• Collected data
>>>
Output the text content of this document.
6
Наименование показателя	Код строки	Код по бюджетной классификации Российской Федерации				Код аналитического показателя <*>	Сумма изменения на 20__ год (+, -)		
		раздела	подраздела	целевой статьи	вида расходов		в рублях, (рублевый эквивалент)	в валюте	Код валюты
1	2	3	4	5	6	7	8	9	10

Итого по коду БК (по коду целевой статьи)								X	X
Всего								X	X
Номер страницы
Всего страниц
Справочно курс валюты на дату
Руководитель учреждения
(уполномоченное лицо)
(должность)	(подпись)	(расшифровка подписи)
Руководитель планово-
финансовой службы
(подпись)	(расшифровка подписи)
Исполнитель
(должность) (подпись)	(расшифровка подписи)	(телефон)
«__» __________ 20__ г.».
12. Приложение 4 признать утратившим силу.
<<<
• The request
Each line must be given again exactly as written above.

• Written reply
Output the text content of this document.
6
Наименование показателя	Код строки	Код по бюджетной классификации Российской Федерации				Код аналитического показателя <*>	Сумма изменения на 20__ год (+, -)		
		раздела	подраздела	целевой статьи	вида расходов		в рублях, (рублевый эквивалент)	в валюте	Код валюты
1	2	3	4	5	6	7	8	9	10

Итого по коду БК (по коду целевой статьи)								X	X
Всего								X	X
Номер страницы
Всего страниц
Справочно курс валюты на дату
Руководитель учреждения
(уполномоченное лицо)
(должность)	(подпись)	(расшифровка подписи)
Руководитель планово-
финансовой службы
(подпись)	(расшифровка подписи)
Исполнитель
(должность) (подпись)	(расшифровка подписи)	(телефон)
«__» __________ 20__ г.».
12. Приложение 4 признать утратившим силу.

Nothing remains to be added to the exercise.